§ Requirement
Only the number is needed: how many lines of the records include "рабочему"?

§ Material to process
☆ ☆ ☆ ☆ ☆ ☆ ☆

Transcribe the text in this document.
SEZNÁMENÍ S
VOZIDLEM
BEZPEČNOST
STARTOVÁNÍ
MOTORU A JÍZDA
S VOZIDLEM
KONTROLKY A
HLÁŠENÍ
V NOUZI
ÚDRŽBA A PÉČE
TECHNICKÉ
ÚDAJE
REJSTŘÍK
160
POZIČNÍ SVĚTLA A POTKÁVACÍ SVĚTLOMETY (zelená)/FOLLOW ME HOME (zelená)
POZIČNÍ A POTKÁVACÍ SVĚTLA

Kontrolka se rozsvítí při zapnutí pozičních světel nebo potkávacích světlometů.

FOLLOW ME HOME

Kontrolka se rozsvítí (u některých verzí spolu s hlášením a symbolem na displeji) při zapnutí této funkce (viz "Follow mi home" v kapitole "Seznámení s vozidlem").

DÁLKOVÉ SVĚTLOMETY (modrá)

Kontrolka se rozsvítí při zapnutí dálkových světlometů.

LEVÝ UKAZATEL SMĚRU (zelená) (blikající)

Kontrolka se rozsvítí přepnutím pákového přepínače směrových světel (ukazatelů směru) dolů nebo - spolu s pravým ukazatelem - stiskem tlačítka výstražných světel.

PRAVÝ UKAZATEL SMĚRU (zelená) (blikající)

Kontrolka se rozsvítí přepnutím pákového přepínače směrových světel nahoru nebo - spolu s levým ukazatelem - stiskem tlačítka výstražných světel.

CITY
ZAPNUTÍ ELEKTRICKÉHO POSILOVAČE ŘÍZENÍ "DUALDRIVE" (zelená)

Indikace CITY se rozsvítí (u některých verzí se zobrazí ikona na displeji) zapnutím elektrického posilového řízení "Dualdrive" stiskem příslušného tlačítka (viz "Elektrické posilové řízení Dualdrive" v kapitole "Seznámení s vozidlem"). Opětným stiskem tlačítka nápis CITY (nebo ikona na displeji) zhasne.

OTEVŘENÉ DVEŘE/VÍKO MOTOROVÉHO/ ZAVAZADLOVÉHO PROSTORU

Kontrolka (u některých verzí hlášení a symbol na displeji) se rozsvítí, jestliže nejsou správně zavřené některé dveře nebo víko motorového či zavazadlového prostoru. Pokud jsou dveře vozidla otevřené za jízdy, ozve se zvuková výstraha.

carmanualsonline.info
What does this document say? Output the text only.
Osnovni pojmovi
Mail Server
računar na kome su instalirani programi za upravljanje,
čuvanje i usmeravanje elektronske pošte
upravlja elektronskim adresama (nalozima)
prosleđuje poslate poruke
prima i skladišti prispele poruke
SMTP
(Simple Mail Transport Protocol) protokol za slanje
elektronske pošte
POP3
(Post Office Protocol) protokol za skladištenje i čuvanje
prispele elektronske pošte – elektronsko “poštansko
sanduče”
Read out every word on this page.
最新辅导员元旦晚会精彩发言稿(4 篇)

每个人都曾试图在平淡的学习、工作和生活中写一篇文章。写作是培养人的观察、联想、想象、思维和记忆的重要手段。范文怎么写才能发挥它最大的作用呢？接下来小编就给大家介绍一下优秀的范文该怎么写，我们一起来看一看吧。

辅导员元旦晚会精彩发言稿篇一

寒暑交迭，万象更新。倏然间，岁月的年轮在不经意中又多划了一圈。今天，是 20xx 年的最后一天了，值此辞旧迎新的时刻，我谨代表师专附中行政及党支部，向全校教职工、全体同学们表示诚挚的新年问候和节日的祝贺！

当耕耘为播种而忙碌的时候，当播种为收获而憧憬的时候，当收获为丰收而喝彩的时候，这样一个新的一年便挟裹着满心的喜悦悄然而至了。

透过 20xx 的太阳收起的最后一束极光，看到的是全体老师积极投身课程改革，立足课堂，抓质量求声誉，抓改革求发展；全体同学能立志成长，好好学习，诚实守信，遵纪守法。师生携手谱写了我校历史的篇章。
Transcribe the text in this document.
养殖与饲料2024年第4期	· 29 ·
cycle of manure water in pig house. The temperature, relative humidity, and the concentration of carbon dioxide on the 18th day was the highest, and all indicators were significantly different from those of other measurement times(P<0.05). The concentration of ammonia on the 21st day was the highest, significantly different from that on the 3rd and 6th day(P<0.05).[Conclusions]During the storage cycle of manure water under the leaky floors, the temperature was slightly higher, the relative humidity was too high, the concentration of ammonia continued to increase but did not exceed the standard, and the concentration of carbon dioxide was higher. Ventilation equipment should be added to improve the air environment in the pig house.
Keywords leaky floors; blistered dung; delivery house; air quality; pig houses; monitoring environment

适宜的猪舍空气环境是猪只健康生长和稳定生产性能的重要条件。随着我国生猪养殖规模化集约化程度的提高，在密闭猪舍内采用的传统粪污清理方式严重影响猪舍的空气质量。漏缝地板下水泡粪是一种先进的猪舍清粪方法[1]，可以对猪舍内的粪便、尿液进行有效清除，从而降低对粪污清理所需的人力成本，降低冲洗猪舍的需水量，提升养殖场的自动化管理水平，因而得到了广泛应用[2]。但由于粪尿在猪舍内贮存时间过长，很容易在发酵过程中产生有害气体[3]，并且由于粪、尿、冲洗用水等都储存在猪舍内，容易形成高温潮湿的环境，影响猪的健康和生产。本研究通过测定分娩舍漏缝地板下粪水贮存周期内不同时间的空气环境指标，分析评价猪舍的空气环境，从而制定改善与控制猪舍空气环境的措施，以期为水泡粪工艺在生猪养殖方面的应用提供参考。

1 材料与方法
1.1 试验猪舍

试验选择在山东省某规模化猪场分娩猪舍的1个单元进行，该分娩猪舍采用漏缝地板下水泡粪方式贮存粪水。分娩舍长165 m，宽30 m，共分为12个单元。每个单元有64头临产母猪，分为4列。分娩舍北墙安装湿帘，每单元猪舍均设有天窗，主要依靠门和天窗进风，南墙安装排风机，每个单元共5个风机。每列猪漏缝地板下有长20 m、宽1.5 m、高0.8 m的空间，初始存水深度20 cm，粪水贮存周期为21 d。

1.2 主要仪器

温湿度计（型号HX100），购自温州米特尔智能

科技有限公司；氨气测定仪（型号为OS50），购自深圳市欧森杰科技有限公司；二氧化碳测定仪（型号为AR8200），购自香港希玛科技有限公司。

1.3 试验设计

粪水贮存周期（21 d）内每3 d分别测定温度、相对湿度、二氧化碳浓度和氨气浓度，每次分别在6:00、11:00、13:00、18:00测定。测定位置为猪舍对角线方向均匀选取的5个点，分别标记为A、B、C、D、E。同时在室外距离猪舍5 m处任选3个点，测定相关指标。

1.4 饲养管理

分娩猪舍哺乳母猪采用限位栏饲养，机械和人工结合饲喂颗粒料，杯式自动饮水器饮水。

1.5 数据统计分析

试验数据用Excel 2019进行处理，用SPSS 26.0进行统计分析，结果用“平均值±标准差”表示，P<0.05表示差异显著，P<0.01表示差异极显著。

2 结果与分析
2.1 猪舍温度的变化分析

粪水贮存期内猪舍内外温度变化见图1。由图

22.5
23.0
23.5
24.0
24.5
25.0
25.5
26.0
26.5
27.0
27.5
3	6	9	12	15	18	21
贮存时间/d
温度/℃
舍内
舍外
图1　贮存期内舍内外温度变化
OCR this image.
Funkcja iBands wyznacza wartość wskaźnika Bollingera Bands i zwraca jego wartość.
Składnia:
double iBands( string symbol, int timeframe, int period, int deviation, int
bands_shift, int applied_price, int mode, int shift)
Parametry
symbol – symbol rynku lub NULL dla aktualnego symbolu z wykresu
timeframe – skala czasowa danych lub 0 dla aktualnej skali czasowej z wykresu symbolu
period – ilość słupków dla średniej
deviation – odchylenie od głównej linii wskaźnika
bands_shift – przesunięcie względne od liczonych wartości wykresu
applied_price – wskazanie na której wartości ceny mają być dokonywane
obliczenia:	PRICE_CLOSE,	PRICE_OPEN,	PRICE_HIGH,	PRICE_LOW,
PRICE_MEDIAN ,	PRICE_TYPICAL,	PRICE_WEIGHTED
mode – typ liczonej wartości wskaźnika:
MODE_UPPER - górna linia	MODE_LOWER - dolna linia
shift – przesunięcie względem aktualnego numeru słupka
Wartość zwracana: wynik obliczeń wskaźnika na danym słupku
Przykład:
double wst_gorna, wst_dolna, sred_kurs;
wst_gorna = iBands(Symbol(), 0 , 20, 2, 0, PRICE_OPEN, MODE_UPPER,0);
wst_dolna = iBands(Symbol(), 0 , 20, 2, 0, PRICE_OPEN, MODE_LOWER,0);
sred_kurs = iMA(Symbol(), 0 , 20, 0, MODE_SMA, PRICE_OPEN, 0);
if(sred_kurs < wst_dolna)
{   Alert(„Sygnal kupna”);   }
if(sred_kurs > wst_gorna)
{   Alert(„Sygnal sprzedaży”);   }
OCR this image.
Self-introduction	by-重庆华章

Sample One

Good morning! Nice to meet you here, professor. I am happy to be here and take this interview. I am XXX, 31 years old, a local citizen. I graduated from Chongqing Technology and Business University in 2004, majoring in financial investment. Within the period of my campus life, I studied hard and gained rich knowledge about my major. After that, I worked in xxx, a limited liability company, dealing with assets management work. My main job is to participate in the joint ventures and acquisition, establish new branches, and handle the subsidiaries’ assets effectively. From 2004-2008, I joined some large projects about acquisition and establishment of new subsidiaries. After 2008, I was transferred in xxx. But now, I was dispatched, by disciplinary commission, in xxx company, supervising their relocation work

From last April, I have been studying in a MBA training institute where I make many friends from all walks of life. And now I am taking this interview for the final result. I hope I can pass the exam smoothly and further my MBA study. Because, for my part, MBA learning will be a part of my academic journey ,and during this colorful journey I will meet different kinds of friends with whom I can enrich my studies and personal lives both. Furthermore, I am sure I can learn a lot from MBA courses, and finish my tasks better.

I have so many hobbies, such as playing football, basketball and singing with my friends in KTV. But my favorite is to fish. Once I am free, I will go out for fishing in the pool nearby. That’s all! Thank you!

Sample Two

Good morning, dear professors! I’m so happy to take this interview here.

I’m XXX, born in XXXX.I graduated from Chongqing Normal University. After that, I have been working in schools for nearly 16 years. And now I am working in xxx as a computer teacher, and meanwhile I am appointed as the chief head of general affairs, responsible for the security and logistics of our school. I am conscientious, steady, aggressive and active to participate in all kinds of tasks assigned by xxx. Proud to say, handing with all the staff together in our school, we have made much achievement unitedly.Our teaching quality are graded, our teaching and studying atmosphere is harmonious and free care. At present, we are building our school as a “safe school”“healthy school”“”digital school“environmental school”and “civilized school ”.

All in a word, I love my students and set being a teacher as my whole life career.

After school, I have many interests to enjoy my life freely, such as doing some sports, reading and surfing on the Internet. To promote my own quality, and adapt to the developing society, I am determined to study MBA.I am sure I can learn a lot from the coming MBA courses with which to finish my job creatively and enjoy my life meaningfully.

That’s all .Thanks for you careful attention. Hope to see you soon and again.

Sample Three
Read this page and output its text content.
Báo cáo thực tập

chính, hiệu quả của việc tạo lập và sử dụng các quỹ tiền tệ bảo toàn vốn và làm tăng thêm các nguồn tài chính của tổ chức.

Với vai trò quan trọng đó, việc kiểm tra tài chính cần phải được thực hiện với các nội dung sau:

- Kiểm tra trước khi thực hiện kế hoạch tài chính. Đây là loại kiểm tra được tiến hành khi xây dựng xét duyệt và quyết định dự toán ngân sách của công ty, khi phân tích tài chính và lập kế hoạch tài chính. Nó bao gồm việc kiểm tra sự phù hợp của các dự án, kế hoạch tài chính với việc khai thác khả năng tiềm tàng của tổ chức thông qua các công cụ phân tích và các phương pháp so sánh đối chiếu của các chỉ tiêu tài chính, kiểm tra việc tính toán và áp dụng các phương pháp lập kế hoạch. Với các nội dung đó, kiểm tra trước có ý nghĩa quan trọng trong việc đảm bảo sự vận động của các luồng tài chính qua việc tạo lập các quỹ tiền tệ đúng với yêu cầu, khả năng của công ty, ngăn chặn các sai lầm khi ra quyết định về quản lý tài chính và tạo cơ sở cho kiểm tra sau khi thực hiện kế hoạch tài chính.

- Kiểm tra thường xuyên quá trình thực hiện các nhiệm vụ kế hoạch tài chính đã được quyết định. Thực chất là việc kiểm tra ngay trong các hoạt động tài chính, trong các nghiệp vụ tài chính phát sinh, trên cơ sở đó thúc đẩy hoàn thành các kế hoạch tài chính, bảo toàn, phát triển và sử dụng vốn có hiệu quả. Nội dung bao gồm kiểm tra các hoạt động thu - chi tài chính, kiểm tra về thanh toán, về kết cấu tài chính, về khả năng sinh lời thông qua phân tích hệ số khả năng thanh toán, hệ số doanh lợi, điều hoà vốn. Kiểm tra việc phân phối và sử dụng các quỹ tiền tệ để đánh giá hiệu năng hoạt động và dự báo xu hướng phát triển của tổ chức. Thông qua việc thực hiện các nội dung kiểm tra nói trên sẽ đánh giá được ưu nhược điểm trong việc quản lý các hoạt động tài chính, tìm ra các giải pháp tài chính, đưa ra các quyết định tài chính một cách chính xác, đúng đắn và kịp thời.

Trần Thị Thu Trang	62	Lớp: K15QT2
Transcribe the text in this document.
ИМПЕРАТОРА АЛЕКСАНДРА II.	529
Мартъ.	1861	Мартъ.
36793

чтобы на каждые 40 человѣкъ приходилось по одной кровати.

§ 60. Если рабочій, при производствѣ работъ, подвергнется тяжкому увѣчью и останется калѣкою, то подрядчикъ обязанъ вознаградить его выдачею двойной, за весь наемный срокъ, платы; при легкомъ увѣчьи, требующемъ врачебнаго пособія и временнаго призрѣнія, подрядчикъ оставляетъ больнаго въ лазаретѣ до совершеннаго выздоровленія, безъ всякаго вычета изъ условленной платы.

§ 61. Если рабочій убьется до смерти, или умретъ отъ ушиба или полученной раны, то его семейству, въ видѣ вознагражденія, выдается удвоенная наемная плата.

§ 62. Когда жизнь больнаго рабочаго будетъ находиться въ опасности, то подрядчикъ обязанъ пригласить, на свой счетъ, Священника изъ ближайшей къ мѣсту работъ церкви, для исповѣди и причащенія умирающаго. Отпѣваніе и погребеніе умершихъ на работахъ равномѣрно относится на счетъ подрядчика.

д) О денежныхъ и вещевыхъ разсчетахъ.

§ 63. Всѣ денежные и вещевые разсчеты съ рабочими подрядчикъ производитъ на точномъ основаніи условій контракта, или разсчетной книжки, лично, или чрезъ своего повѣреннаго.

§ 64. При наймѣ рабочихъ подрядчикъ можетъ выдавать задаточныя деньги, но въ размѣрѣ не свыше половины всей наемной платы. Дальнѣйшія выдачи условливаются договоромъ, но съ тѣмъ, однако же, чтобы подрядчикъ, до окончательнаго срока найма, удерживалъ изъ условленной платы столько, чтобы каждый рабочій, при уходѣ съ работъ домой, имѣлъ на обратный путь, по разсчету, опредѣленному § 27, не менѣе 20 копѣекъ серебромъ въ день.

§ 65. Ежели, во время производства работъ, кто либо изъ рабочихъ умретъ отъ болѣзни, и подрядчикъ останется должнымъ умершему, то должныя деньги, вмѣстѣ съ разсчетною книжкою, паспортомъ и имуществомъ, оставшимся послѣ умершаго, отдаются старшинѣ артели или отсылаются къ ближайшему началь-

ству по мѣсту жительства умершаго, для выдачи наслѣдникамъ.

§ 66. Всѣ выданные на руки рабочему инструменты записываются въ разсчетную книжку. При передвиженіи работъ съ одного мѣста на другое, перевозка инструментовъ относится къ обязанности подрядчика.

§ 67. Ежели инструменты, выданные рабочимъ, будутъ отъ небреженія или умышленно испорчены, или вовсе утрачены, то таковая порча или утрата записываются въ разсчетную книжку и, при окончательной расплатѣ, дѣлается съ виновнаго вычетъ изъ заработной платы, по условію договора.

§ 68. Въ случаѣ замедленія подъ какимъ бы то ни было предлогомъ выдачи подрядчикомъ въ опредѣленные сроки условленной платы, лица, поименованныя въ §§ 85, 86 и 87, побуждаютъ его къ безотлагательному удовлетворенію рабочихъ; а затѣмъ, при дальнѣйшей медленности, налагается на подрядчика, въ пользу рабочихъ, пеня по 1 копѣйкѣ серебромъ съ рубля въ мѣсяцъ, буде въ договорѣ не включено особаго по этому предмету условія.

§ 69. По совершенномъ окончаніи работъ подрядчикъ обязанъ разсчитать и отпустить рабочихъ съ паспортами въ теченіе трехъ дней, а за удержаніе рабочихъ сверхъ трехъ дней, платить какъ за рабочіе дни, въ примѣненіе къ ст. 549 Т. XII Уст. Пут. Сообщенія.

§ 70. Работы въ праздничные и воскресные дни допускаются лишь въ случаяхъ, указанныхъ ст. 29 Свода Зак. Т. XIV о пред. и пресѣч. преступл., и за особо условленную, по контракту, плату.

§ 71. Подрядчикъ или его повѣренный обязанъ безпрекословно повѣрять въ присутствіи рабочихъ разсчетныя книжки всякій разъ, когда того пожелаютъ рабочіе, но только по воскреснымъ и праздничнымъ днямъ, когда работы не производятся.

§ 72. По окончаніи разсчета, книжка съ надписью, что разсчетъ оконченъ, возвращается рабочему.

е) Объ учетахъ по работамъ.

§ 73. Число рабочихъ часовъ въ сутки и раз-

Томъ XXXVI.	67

☆ ☆ ☆ ☆ ☆ ☆ ☆

§ Finished answer
2